DATA SHOWN

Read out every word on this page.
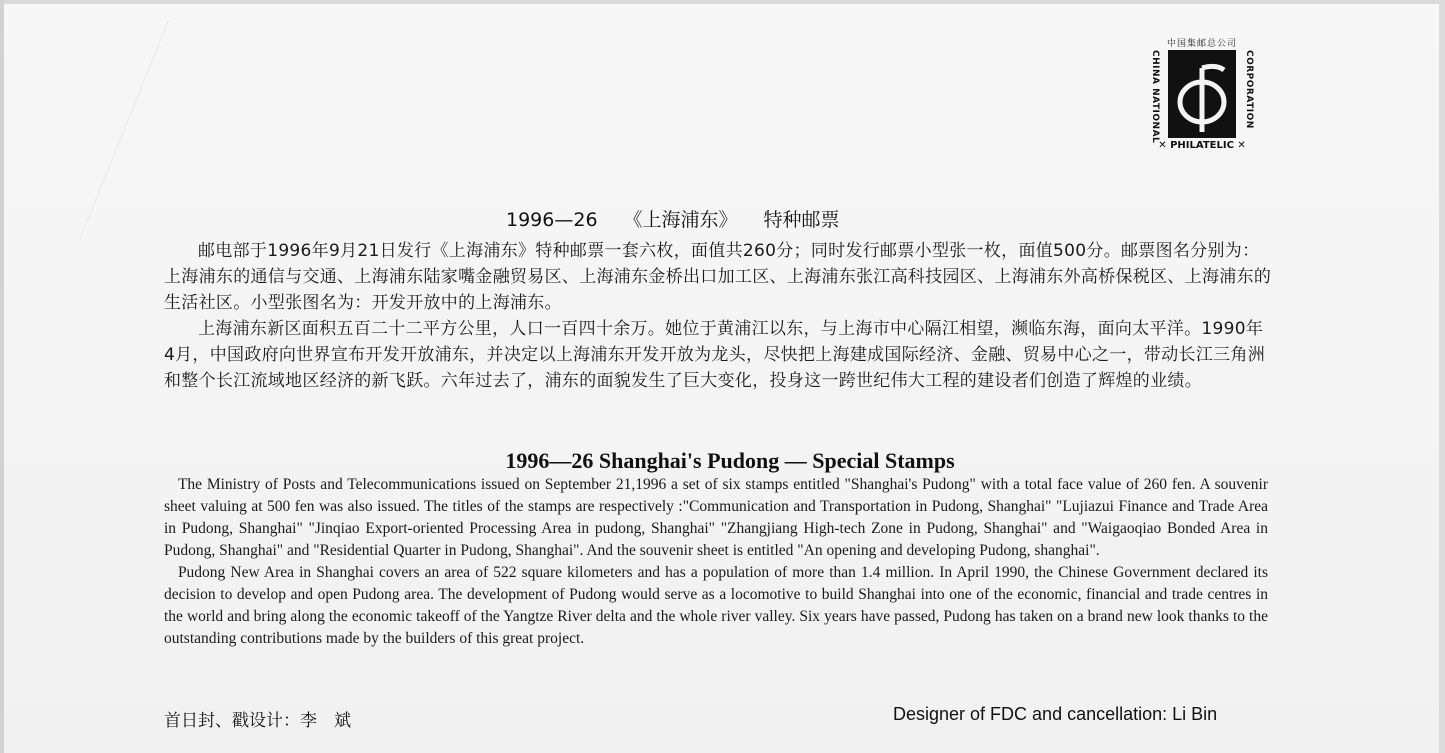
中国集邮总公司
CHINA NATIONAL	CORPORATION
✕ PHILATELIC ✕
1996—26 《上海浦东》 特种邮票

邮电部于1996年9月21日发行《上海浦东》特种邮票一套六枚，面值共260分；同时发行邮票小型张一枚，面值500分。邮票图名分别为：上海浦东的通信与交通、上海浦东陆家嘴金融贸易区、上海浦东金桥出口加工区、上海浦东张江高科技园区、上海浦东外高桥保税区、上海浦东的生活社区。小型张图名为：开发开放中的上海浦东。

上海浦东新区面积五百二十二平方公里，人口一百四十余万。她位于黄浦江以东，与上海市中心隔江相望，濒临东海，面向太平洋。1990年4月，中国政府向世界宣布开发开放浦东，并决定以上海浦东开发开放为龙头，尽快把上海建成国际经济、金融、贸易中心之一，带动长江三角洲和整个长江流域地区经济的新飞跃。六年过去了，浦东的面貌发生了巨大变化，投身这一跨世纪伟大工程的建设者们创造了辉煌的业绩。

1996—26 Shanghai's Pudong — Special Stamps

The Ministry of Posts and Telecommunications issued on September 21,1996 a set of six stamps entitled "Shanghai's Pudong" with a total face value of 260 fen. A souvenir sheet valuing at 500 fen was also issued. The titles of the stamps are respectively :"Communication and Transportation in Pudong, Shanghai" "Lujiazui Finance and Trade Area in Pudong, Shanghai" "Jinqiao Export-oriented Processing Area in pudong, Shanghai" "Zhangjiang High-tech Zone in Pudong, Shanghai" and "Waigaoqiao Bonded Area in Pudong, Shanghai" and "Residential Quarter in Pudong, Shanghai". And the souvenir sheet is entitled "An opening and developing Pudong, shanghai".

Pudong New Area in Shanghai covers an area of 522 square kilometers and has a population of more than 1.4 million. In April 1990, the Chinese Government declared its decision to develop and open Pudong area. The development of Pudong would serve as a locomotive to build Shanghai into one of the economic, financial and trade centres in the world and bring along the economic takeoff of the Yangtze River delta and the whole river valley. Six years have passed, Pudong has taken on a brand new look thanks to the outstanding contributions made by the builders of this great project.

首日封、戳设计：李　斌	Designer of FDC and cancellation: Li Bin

THE TASK
Pull out all lines from the listing that contain the string "Shanghai".

RESULT OF THE EXERCISE
1996—26 Shanghai's Pudong — Special Stamps
The Ministry of Posts and Telecommunications issued on September 21,1996 a set of six stamps entitled "Shanghai's Pudong" with a total face value of 260 fen. A souvenir sheet valuing at 500 fen was also issued. The titles of the stamps are respectively :"Communication and Transportation in Pudong, Shanghai" "Lujiazui Finance and Trade Area in Pudong, Shanghai" "Jinqiao Export-oriented Processing Area in pudong, Shanghai" "Zhangjiang High-tech Zone in Pudong, Shanghai" and "Waigaoqiao Bonded Area in Pudong, Shanghai" and "Residential Quarter in Pudong, Shanghai". And the souvenir sheet is entitled "An opening and developing Pudong, shanghai".
Pudong New Area in Shanghai covers an area of 522 square kilometers and has a population of more than 1.4 million. In April 1990, the Chinese Government declared its decision to develop and open Pudong area. The development of Pudong would serve as a locomotive to build Shanghai into one of the economic, financial and trade centres in the world and bring along the economic takeoff of the Yangtze River delta and the whole river valley. Six years have passed, Pudong has taken on a brand new look thanks to the outstanding contributions made by the builders of this great project.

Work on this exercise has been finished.